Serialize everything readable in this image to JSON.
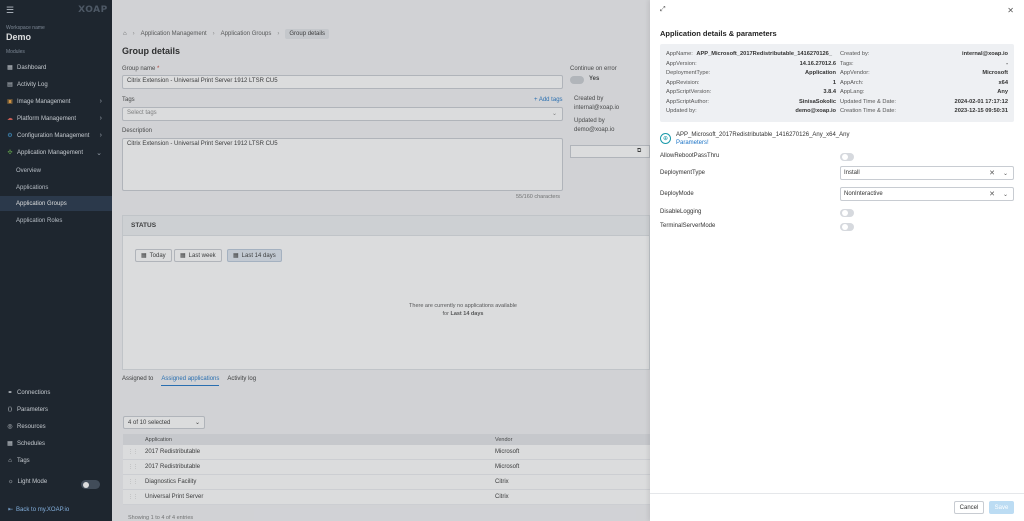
{
  "sidebar": {
    "logo": "XOAP",
    "workspace_label": "Workspace name",
    "workspace_name": "Demo",
    "modules_label": "Modules",
    "items": [
      {
        "label": "Dashboard"
      },
      {
        "label": "Activity Log"
      },
      {
        "label": "Image Management"
      },
      {
        "label": "Platform Management"
      },
      {
        "label": "Configuration Management"
      },
      {
        "label": "Application Management"
      }
    ],
    "sub_items": [
      {
        "label": "Overview"
      },
      {
        "label": "Applications"
      },
      {
        "label": "Application Groups"
      },
      {
        "label": "Application Roles"
      }
    ],
    "bottom_items": [
      {
        "label": "Connections"
      },
      {
        "label": "Parameters"
      },
      {
        "label": "Resources"
      },
      {
        "label": "Schedules"
      },
      {
        "label": "Tags"
      }
    ],
    "light_mode": "Light Mode",
    "back_link": "Back to my.XOAP.io"
  },
  "main": {
    "breadcrumb": [
      "Application Management",
      "Application Groups",
      "Group details"
    ],
    "title": "Group details",
    "group_name_label": "Group name",
    "group_name_value": "Citrix Extension - Universal Print Server 1912 LTSR CU5",
    "tags_label": "Tags",
    "add_tags": "Add tags",
    "tags_placeholder": "Select tags",
    "description_label": "Description",
    "description_value": "Citrix Extension - Universal Print Server 1912 LTSR CU5",
    "char_count": "55/160 characters",
    "continue_label": "Continue on error",
    "continue_value": "Yes",
    "created_by_label": "Created by",
    "created_by_value": "internal@xoap.io",
    "updated_by_label": "Updated by",
    "updated_by_value": "demo@xoap.io",
    "status_title": "STATUS",
    "filters": [
      "Today",
      "Last week",
      "Last 14 days"
    ],
    "empty_line1": "There are currently no applications available",
    "empty_line2_prefix": "for",
    "empty_line2_bold": "Last 14 days",
    "tabs": [
      "Assigned to",
      "Assigned applications",
      "Activity log"
    ],
    "selected_count": "4 of 10 selected",
    "columns": [
      "Application",
      "Vendor"
    ],
    "rows": [
      {
        "application": "2017 Redistributable",
        "vendor": "Microsoft"
      },
      {
        "application": "2017 Redistributable",
        "vendor": "Microsoft"
      },
      {
        "application": "Diagnostics Facility",
        "vendor": "Citrix"
      },
      {
        "application": "Universal Print Server",
        "vendor": "Citrix"
      }
    ],
    "footer": "Showing 1 to 4 of 4 entries"
  },
  "drawer": {
    "title": "Application details & parameters",
    "info_left": [
      {
        "k": "AppName:",
        "v": "APP_Microsoft_2017Redistributable_1416270126_"
      },
      {
        "k": "AppVersion:",
        "v": "14.16.27012.6"
      },
      {
        "k": "DeploymentType:",
        "v": "Application"
      },
      {
        "k": "AppRevision:",
        "v": "1"
      },
      {
        "k": "AppScriptVersion:",
        "v": "3.8.4"
      },
      {
        "k": "AppScriptAuthor:",
        "v": "SinisaSokolic"
      },
      {
        "k": "Updated by:",
        "v": "demo@xoap.io"
      }
    ],
    "info_right": [
      {
        "k": "Created by:",
        "v": "internal@xoap.io"
      },
      {
        "k": "Tags:",
        "v": "-"
      },
      {
        "k": "AppVendor:",
        "v": "Microsoft"
      },
      {
        "k": "AppArch:",
        "v": "x64"
      },
      {
        "k": "AppLang:",
        "v": "Any"
      },
      {
        "k": "Updated Time & Date:",
        "v": "2024-02-01 17:17:12"
      },
      {
        "k": "Creation Time & Date:",
        "v": "2023-12-15 09:50:31"
      }
    ],
    "app_full_name": "APP_Microsoft_2017Redistributable_1416270126_Any_x64_Any",
    "parameters_link": "Parameters!",
    "params": {
      "allow_reboot": "AllowRebootPassThru",
      "deployment_type": "DeploymentType",
      "deployment_type_value": "Install",
      "deploy_mode": "DeployMode",
      "deploy_mode_value": "NonInteractive",
      "disable_logging": "DisableLogging",
      "terminal_server": "TerminalServerMode"
    },
    "cancel": "Cancel",
    "save": "Save"
  }
}
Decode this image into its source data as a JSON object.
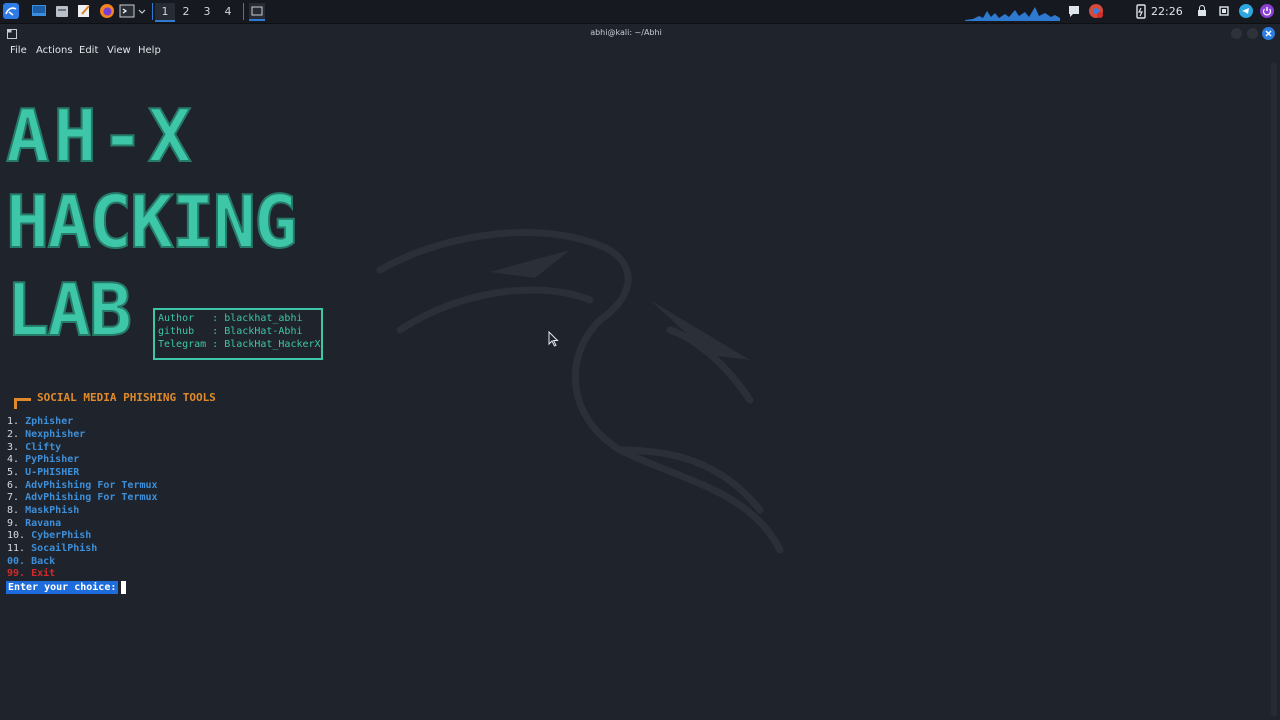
{
  "taskbar": {
    "workspaces": [
      "1",
      "2",
      "3",
      "4"
    ],
    "clock": "22:26",
    "icons": [
      "kali-menu-icon",
      "desktop-icon",
      "file-manager-icon",
      "text-editor-icon",
      "firefox-icon",
      "terminal-icon",
      "window-icon"
    ]
  },
  "window": {
    "title": "abhi@kali: ~/Abhi",
    "menu": [
      "File",
      "Actions",
      "Edit",
      "View",
      "Help"
    ]
  },
  "banner": {
    "line1": "AH-X",
    "line2": "HACKING",
    "line3": "LAB"
  },
  "info": {
    "author": "Author   : blackhat_abhi",
    "github": "github   : BlackHat-Abhi",
    "telegram": "Telegram : BlackHat_HackerX"
  },
  "menu": {
    "title": "SOCIAL MEDIA PHISHING TOOLS",
    "options": [
      {
        "num": "1.",
        "label": "Zphisher"
      },
      {
        "num": "2.",
        "label": "Nexphisher"
      },
      {
        "num": "3.",
        "label": "Clifty"
      },
      {
        "num": "4.",
        "label": "PyPhisher"
      },
      {
        "num": "5.",
        "label": "U-PHISHER"
      },
      {
        "num": "6.",
        "label": "AdvPhishing For Termux"
      },
      {
        "num": "7.",
        "label": "AdvPhishing For Termux"
      },
      {
        "num": "8.",
        "label": "MaskPhish"
      },
      {
        "num": "9.",
        "label": "Ravana"
      },
      {
        "num": "10.",
        "label": "CyberPhish"
      },
      {
        "num": "11.",
        "label": "SocailPhish"
      },
      {
        "num": "00.",
        "label": "Back"
      },
      {
        "num": "99.",
        "label": "Exit"
      }
    ],
    "prompt": "Enter your choice:"
  },
  "colors": {
    "background": "#1f232b",
    "banner": "#3ec6a8",
    "section": "#e08a2c",
    "option": "#3d8fd9",
    "exit": "#d12a2a",
    "prompt_bg": "#1e6cdc"
  }
}
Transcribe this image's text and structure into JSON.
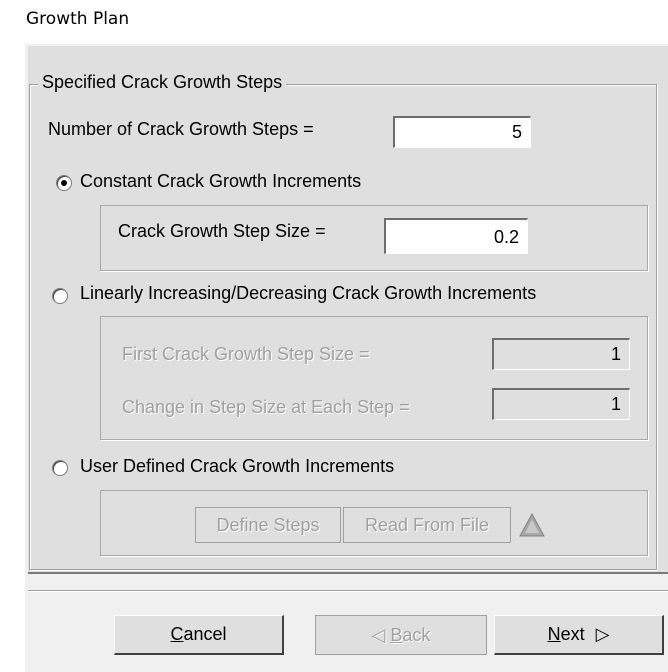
{
  "window": {
    "title": "Growth Plan"
  },
  "group": {
    "legend": "Specified Crack Growth Steps"
  },
  "steps": {
    "label": "Number of Crack Growth Steps =",
    "value": "5"
  },
  "constant": {
    "label": "Constant Crack Growth Increments",
    "selected": true,
    "step_size_label": "Crack Growth Step Size =",
    "step_size_value": "0.2"
  },
  "linear": {
    "label": "Linearly Increasing/Decreasing Crack Growth Increments",
    "selected": false,
    "first_label": "First Crack Growth Step Size =",
    "first_value": "1",
    "change_label": "Change in Step Size at Each Step =",
    "change_value": "1"
  },
  "user_defined": {
    "label": "User Defined Crack Growth Increments",
    "selected": false,
    "define_button": "Define Steps",
    "read_button": "Read From File"
  },
  "buttons": {
    "cancel_first": "C",
    "cancel_rest": "ancel",
    "back_arrow": "◁",
    "back_first": "B",
    "back_rest": "ack",
    "next_first": "N",
    "next_rest": "ext",
    "next_arrow": "▷"
  },
  "icons": {
    "warning": "warning-triangle-icon",
    "radio": "radio-icon"
  }
}
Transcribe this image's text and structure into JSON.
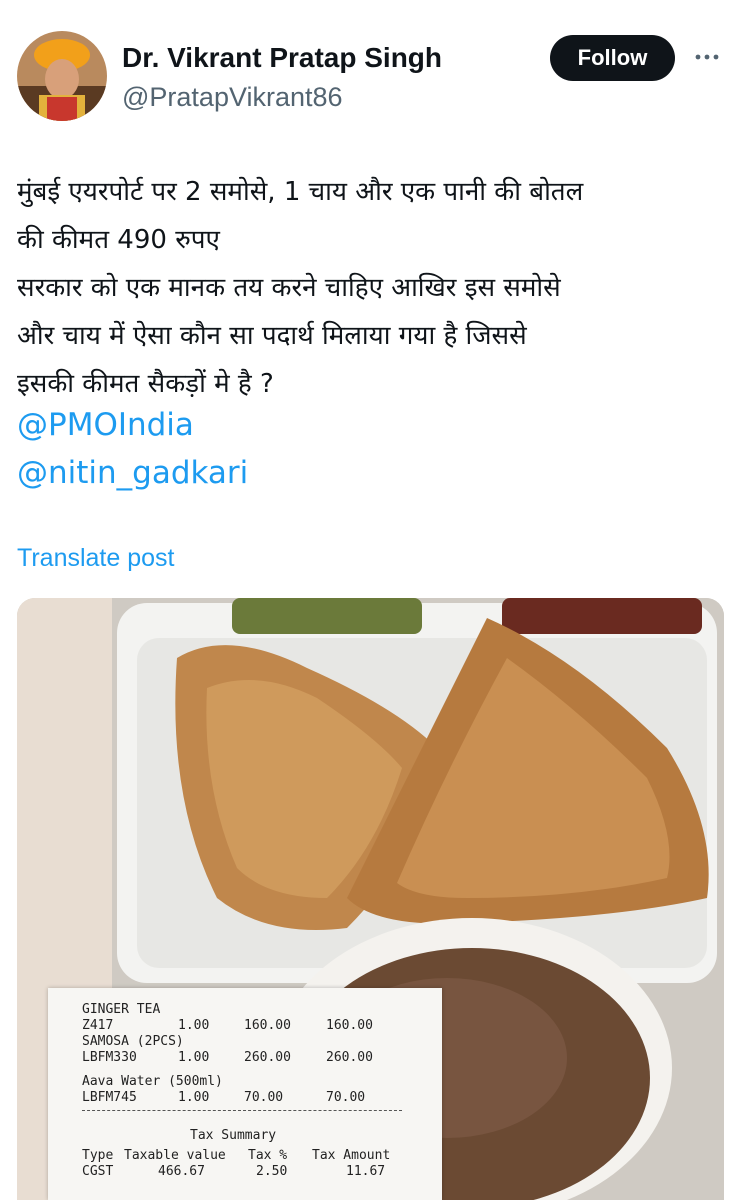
{
  "author": {
    "name": "Dr. Vikrant Pratap Singh",
    "handle": "@PratapVikrant86",
    "follow_label": "Follow",
    "more_icon": "more-dots-icon"
  },
  "post": {
    "lines": [
      "मुंबई एयरपोर्ट पर 2 समोसे, 1 चाय और एक पानी की बोतल",
      "की कीमत 490 रुपए",
      "सरकार को एक मानक तय करने चाहिए आखिर इस समोसे",
      "और चाय में ऐसा कौन सा पदार्थ मिलाया गया है जिससे",
      "इसकी कीमत सैकड़ों मे है ?"
    ],
    "mentions": [
      "@PMOIndia",
      "@nitin_gadkari"
    ],
    "translate_label": "Translate post"
  },
  "receipt": {
    "items": [
      {
        "name": "GINGER TEA",
        "code": "Z417",
        "qty": "1.00",
        "rate": "160.00",
        "amount": "160.00"
      },
      {
        "name": "SAMOSA (2PCS)",
        "code": "LBFM330",
        "qty": "1.00",
        "rate": "260.00",
        "amount": "260.00"
      },
      {
        "name": "Aava Water (500ml)",
        "code": "LBFM745",
        "qty": "1.00",
        "rate": "70.00",
        "amount": "70.00"
      }
    ],
    "tax_title": "Tax Summary",
    "tax_headers": [
      "Type",
      "Taxable value",
      "Tax %",
      "Tax Amount"
    ],
    "tax_row": [
      "CGST",
      "466.67",
      "2.50",
      "11.67"
    ]
  },
  "colors": {
    "link": "#1d9bf0",
    "text": "#0f1419",
    "muted": "#536471",
    "button_bg": "#0f1419"
  }
}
________
▶ **Objective**
Lines containing the word "post" must all be returned from the material above.

▶ **Complete answer**
  "post": {
    "translate_label": "Translate post"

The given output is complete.